Problem 1:
In the forum thread about the Orangecicle cake, reproduce everything from "Sorry to hear" down to "HalfSmoked (Sep 16, 2021)".
Problem 2:
Decide whether each statement agrees with the cake thread, answering yes or no and quoting the deciding words from the thread. (a) HalfSmoked says a recipe for the cake is on the last page of the posting of the #4 Pa gathering. (b) smokin peachey reports that the cake turned out badly. (c) smokin peachey is having a cake made next month.
Problem 3:
Answer these questions from the cake thread:
(a) Which cake does the first post ask to have made?
(b) What does smokin peachey say byom stands for?
(c) Whose house does HalfSmoked say he should be at?

Page excerpt:
Sorry to hear that but you guys made the responsible decision.   Can you still make the Orangecicle cake for us?


----------



## HalfSmoked (Sep 16, 2021)

Thanks flatbroke that is how we felt about it was tough deciding.

Warren


----------



## flatbroke (Sep 16, 2021)

HalfSmoked said:


> Thanks flatbroke that is how we felt about it was tough deciding.
> 
> Warren


so no cake?


----------



## smokin peachey (Sep 16, 2021)

flatbroke said:


> so no cake?


I’m having one made this weekend byom bring your own milk


----------



## flatbroke (Sep 16, 2021)

smokin peachey said:


> I’m having one made this weekend byom bring your own milk


Is fresh squeezed mother’s ok?


----------



## smokin peachey (Sep 16, 2021)

flatbroke said:


> Is fresh squeezed mother’s ok?


Can I get a pic of the mother?


----------



## HalfSmoked (Sep 18, 2021)

Nope no cake but may be one at my house. You want to make one you can find the recipe on the last page of the posting of the #4 Pa gathering. 

Warren


----------



## smokin peachey (Sep 18, 2021)

HalfSmoked said:


> Nope no cake but may be one at my house. You want to make one you can find the recipe on the last page of the posting of the #4 Pa gathering.
> 
> Warren


There will be one at my house tonight. You aren’t to late to head this way


----------



## HalfSmoked (Sep 19, 2021)

How was it did you share with flatbroke?

Warren


----------



## smokin peachey (Sep 19, 2021)

HalfSmoked said:


> How was it did you share with flatbroke?
> 
> Warren









	

		
			
		

		
	
It was delicious!


----------



## chef jimmyj (Sep 20, 2021)

flatbroke said:


> Is fresh squeezed mother’s ok?



My one Sister-in-Law is one of those La Lache League followers that believes in Breast Feeding until the kid is no longer interested. I witnessed her 5 year-old washdown his cookies one afternoon. He is 30 years old now. Who knows, maybe he still Taps that Well....JJ


----------



## HalfSmoked (Sep 24, 2021)

I should be at pcfarmers house.

Warren


----------

Supplied material:
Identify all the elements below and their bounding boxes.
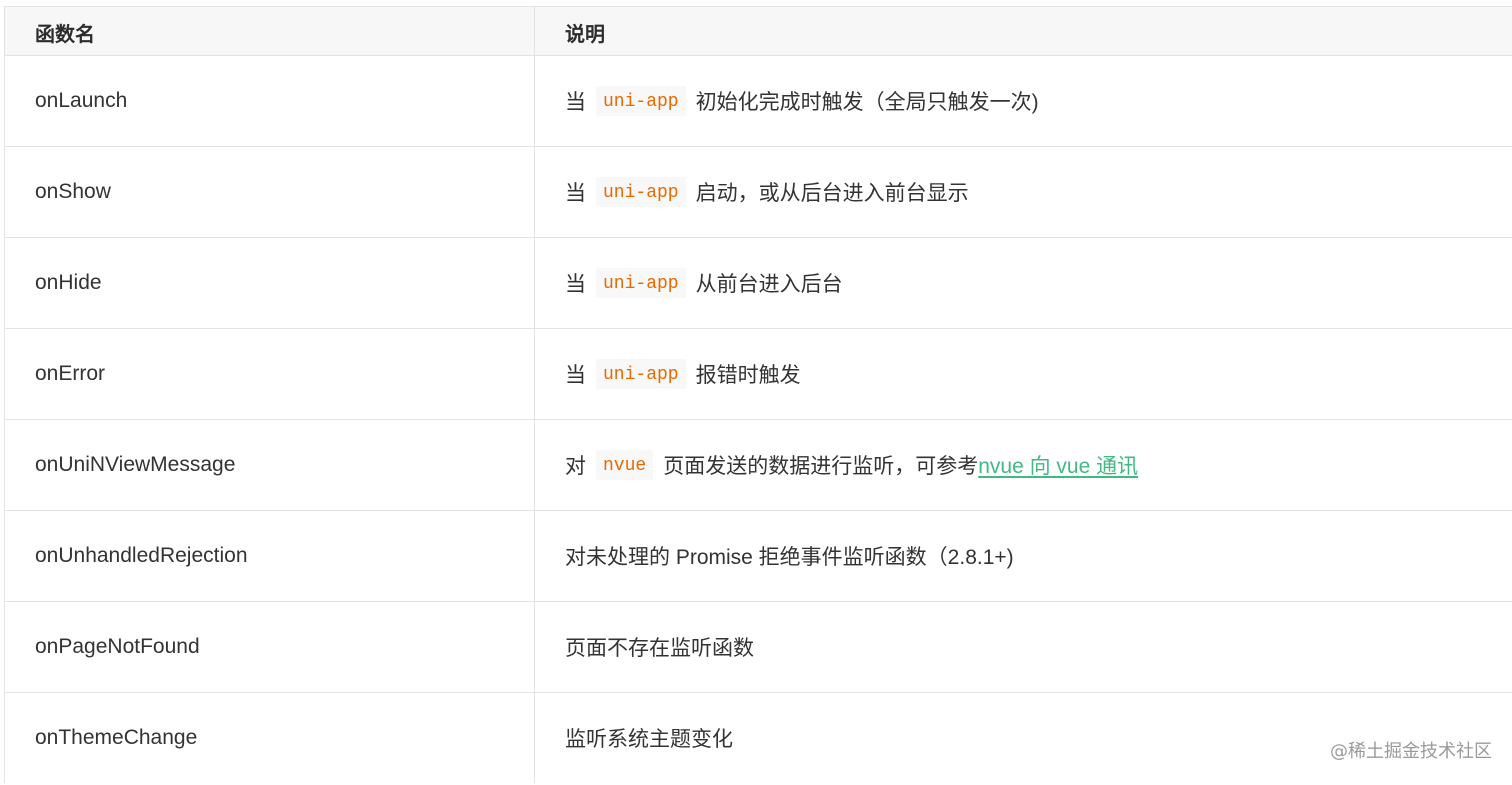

Expected output 1:
Sorry to hear that but you guys made the responsible decision.   Can you still make the Orangecicle cake for us?


----------



## HalfSmoked (Sep 16, 2021)

Expected output 2:
(a) Yes: "you can find the recipe on the last page of the posting of the #4 Pa gathering."
(b) No: "It was delicious!"
(c) No: "I’m having one made this weekend"

Expected output 3:
(a) The Orangecicle cake
(b) Bring your own milk
(c) pcfarmers house